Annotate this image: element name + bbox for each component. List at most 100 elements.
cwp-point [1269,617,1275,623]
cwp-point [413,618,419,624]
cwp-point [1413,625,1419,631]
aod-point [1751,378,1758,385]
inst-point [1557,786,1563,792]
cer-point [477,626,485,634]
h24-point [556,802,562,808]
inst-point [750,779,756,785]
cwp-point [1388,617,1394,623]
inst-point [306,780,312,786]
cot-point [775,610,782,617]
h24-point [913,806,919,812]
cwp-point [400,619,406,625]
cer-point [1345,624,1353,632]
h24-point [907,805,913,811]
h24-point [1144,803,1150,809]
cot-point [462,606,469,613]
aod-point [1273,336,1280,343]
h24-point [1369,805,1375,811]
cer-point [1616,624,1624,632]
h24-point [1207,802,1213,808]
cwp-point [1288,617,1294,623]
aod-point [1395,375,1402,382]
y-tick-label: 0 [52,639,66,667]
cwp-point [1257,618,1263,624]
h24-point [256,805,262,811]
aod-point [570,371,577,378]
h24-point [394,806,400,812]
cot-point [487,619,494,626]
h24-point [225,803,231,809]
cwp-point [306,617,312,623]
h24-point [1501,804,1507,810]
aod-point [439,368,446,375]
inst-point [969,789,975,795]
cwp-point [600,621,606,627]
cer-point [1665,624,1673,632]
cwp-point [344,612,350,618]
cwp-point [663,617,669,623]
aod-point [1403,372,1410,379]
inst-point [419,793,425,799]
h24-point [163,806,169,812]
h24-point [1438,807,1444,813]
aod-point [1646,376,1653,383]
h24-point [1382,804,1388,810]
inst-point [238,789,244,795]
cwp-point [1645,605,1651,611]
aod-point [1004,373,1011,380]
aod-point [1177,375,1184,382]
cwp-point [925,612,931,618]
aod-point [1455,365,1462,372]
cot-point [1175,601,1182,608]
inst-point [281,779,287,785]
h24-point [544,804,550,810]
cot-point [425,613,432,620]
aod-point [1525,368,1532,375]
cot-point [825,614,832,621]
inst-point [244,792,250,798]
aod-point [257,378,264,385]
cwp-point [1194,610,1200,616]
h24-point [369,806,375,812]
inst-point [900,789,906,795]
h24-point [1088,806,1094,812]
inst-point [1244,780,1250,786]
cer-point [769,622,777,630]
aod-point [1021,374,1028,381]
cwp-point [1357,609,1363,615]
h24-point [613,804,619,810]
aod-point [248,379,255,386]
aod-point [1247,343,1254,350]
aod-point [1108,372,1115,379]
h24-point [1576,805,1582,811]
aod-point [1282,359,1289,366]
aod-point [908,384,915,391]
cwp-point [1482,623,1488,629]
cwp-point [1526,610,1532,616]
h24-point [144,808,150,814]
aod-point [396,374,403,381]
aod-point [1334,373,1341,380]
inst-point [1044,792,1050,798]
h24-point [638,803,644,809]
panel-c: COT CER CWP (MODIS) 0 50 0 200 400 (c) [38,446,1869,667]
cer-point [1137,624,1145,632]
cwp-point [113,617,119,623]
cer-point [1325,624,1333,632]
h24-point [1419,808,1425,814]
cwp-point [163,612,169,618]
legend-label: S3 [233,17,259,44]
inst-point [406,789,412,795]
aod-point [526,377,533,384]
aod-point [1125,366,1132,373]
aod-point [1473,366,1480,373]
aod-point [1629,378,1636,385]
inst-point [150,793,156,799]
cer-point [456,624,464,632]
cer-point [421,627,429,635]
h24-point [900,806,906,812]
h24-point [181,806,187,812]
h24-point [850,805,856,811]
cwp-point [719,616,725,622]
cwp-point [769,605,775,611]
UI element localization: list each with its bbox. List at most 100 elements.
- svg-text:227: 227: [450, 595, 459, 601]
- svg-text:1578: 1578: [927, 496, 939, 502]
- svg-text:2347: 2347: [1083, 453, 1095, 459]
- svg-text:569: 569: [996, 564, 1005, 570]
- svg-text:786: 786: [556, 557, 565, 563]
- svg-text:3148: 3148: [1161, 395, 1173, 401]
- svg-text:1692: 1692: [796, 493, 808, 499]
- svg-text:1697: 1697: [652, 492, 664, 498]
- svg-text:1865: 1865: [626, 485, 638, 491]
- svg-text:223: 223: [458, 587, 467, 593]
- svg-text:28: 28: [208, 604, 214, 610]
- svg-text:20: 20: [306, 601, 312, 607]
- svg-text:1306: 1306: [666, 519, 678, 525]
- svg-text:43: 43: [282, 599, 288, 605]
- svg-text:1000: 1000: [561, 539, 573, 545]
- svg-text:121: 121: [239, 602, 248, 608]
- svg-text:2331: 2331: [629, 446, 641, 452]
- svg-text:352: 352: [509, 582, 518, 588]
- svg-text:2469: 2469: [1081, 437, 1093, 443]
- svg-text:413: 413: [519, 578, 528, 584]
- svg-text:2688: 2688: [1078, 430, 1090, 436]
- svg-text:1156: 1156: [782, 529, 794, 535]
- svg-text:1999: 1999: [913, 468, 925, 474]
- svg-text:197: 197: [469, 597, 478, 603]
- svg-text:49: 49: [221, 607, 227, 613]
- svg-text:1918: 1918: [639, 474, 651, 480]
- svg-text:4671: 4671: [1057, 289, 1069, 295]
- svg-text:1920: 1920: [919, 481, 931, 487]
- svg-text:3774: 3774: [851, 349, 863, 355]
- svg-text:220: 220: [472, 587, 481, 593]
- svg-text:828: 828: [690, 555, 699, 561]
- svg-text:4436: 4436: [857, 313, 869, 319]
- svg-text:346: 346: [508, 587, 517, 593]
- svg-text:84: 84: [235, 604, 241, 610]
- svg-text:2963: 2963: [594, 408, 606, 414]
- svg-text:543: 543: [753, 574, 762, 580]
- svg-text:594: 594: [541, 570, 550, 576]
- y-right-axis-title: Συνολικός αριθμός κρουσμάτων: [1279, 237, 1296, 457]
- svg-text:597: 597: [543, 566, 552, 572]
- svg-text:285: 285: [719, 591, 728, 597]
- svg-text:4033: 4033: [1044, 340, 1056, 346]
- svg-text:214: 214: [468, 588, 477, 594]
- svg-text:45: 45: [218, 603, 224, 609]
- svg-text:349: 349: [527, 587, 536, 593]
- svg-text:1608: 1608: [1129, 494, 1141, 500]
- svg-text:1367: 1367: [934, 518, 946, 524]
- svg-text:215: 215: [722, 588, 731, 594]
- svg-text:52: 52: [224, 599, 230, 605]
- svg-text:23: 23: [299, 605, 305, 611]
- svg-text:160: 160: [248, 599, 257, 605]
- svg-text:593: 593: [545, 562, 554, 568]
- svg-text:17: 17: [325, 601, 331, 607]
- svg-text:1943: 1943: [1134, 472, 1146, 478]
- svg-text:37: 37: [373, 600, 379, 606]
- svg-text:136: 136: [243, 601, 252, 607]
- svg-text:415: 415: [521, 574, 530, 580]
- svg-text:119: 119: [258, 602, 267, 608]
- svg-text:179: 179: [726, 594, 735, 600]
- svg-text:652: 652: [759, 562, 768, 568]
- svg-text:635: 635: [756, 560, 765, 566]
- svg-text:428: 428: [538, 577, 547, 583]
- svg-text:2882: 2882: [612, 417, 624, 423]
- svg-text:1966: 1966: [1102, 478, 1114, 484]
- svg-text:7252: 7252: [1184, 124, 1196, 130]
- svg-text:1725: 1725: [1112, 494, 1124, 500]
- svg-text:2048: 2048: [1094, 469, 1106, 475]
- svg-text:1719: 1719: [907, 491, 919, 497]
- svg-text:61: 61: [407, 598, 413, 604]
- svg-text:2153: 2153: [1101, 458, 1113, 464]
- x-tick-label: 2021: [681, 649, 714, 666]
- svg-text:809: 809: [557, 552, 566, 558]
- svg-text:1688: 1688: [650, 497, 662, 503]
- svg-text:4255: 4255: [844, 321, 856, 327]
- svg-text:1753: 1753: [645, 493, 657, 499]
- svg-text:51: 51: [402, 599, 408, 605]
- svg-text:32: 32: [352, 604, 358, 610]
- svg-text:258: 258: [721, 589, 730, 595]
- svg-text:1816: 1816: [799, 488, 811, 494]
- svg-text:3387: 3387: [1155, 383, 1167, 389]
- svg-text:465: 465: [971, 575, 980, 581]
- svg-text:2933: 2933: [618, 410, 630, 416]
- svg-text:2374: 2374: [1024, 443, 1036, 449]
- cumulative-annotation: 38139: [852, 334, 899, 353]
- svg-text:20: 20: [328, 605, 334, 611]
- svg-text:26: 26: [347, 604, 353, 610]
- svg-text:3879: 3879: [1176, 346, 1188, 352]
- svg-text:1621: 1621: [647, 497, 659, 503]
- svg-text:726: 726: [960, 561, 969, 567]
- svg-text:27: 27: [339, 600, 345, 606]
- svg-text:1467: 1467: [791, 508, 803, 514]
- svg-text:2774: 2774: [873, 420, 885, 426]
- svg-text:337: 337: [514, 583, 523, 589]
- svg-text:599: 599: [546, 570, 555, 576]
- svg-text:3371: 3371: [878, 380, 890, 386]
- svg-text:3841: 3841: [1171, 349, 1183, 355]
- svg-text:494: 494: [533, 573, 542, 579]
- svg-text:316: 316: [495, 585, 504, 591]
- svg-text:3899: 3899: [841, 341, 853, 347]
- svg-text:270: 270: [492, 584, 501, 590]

○ ○ ○ ○ ○

## REQUIRED WORK:
Copy out the data above, word for word, from its first line through the line containing "inst-point [306,780,312,786]", including both of those lines.

## THE SOLUTION:
Annotate this image: element name + bbox for each component. List at most 100 elements.
cwp-point [1269,617,1275,623]
cwp-point [413,618,419,624]
cwp-point [1413,625,1419,631]
aod-point [1751,378,1758,385]
inst-point [1557,786,1563,792]
cer-point [477,626,485,634]
h24-point [556,802,562,808]
inst-point [750,779,756,785]
cwp-point [1388,617,1394,623]
inst-point [306,780,312,786]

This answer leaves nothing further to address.